EXERCISE DESCRIPTION: Look over the entries that follow and work out how many lines contain "occupation". State the number only.

(Dataset items)
━━━━━━━━━━━━━━━━━━━━━━━━━━━━━━
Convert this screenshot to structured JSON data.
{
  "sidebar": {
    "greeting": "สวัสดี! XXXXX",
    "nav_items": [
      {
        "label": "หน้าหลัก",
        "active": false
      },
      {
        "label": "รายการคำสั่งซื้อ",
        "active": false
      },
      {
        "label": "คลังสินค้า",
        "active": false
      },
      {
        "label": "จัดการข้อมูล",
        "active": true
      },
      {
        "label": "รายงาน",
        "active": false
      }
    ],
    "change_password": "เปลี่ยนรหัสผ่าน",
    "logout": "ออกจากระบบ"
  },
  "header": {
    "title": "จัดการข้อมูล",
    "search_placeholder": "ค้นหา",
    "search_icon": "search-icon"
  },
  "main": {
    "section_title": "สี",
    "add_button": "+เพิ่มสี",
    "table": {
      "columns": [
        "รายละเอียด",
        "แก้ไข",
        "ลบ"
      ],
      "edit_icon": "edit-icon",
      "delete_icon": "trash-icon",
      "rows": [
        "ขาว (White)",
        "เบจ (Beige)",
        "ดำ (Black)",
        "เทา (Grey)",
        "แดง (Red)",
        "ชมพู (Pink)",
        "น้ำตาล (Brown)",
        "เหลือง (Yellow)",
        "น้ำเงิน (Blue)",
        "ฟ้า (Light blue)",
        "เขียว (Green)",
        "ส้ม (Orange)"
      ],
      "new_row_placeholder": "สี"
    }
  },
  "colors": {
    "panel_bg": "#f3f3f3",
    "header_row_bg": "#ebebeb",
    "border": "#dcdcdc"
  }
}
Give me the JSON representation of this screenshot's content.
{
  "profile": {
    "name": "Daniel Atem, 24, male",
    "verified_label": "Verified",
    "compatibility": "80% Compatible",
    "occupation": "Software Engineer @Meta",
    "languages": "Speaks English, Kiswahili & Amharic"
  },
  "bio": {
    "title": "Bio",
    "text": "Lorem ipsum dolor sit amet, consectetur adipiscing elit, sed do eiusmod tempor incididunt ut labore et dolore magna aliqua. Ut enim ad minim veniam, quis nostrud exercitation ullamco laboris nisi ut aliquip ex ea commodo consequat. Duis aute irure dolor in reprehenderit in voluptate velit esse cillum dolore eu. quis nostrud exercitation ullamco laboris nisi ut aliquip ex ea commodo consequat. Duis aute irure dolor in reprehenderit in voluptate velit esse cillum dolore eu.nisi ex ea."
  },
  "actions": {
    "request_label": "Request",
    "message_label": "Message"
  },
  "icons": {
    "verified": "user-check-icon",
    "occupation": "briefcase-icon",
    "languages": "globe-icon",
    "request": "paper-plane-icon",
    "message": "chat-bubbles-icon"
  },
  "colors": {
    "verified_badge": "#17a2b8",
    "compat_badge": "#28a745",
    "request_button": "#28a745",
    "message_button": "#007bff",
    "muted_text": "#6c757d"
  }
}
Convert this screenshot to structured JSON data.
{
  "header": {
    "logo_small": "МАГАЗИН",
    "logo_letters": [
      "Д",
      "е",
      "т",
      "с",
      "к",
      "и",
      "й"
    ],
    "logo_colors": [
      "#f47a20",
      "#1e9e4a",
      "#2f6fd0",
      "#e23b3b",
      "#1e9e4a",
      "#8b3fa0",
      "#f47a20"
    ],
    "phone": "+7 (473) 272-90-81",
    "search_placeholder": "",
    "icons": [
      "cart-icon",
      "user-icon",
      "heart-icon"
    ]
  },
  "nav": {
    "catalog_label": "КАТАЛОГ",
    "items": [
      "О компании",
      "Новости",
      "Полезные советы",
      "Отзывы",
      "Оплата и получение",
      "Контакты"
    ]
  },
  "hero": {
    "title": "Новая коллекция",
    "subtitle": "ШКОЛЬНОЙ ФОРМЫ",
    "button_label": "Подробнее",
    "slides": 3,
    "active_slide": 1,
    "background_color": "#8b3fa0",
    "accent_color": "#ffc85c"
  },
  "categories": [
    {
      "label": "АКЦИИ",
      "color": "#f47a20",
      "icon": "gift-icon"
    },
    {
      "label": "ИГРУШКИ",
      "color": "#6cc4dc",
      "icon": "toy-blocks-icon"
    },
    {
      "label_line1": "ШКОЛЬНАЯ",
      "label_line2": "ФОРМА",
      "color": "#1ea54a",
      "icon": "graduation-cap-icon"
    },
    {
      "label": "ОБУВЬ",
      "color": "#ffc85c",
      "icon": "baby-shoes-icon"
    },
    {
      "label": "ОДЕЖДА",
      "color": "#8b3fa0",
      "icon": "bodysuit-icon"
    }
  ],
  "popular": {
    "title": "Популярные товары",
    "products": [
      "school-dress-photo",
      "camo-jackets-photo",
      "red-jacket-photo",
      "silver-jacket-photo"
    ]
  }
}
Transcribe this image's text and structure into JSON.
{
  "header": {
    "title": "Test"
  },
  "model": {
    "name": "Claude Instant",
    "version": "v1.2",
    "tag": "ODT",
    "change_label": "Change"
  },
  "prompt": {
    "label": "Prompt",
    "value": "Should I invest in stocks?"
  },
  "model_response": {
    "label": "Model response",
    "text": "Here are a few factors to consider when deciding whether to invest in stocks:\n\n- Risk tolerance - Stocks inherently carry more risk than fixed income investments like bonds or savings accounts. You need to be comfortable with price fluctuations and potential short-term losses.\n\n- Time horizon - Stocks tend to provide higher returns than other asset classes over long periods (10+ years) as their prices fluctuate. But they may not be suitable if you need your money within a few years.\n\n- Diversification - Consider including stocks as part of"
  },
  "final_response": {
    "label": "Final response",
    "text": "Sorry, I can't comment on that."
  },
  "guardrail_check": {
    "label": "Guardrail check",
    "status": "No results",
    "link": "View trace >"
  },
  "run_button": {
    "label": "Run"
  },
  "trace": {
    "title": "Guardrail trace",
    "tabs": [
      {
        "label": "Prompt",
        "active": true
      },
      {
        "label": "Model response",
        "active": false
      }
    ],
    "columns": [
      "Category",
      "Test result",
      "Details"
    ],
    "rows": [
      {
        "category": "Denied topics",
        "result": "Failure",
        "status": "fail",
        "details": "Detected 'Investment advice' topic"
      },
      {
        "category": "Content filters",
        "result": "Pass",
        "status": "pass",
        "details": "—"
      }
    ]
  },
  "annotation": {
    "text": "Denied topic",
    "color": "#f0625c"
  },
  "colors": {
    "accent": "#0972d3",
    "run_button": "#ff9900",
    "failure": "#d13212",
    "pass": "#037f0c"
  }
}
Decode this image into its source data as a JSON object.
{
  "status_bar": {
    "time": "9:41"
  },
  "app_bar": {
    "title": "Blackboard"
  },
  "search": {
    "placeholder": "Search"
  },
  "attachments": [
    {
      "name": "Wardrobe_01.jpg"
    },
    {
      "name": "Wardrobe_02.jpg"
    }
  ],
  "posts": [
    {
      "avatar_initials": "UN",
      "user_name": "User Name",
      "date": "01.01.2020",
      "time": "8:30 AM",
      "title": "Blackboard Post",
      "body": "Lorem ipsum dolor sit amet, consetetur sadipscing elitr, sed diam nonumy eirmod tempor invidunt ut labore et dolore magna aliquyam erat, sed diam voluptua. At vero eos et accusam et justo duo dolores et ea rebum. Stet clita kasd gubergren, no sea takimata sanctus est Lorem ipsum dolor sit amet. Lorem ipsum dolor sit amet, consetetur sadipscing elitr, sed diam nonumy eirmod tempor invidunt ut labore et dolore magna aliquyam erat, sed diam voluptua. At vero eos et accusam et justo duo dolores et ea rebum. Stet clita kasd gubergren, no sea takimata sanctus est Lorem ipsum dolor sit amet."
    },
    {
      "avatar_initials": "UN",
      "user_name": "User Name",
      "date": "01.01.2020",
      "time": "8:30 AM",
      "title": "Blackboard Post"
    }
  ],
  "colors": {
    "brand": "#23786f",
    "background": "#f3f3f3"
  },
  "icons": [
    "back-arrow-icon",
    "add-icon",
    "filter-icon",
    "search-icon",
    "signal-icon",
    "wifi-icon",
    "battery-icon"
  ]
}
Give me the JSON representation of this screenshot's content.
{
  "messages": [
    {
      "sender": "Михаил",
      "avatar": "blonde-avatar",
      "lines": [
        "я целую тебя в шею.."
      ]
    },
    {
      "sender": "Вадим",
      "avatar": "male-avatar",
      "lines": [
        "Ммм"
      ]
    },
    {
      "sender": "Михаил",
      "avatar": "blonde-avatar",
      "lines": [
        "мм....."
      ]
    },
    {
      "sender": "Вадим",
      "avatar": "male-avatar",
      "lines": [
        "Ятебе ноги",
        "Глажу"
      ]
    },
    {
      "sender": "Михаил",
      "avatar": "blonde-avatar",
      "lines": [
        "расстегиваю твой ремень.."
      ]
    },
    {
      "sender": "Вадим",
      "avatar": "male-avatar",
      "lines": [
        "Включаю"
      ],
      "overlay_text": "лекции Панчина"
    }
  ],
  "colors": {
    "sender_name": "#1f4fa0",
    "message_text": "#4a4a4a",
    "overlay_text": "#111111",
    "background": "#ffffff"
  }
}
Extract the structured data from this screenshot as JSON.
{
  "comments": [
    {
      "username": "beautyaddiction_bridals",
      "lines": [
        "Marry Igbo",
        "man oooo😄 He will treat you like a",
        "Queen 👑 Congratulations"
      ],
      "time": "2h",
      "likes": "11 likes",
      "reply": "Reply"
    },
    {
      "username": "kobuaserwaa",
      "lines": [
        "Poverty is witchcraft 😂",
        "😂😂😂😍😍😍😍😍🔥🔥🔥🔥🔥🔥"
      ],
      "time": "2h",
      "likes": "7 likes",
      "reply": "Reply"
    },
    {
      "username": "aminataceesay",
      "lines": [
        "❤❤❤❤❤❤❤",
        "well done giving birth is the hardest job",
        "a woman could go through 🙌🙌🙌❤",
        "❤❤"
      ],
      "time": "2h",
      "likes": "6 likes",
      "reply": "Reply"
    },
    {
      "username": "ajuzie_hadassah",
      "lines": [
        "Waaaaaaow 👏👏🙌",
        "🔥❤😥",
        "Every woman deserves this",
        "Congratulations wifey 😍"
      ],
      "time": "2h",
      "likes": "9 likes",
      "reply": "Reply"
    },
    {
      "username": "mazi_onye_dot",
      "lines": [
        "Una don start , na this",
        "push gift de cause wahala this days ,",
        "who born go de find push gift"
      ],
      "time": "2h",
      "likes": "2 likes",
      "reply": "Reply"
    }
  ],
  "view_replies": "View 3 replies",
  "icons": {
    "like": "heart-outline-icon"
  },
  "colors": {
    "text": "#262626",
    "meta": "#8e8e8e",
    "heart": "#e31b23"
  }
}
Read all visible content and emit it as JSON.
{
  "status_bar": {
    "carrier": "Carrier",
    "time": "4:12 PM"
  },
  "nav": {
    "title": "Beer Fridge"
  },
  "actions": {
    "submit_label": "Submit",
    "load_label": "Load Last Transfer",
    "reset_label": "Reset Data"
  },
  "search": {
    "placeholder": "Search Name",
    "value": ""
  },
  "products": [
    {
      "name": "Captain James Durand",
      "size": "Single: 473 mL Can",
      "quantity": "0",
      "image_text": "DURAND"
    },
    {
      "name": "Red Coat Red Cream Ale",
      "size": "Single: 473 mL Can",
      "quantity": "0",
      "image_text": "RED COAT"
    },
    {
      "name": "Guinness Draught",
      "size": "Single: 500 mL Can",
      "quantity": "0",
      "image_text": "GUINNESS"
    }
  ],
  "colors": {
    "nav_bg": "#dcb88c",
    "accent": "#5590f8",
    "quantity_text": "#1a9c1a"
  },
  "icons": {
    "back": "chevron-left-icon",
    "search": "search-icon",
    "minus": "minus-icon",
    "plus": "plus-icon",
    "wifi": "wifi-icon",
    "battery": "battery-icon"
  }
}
━━━━━━━━━━━━━━━━━━━━━━━━━━━━━━
WRITTEN RESPONSE: 2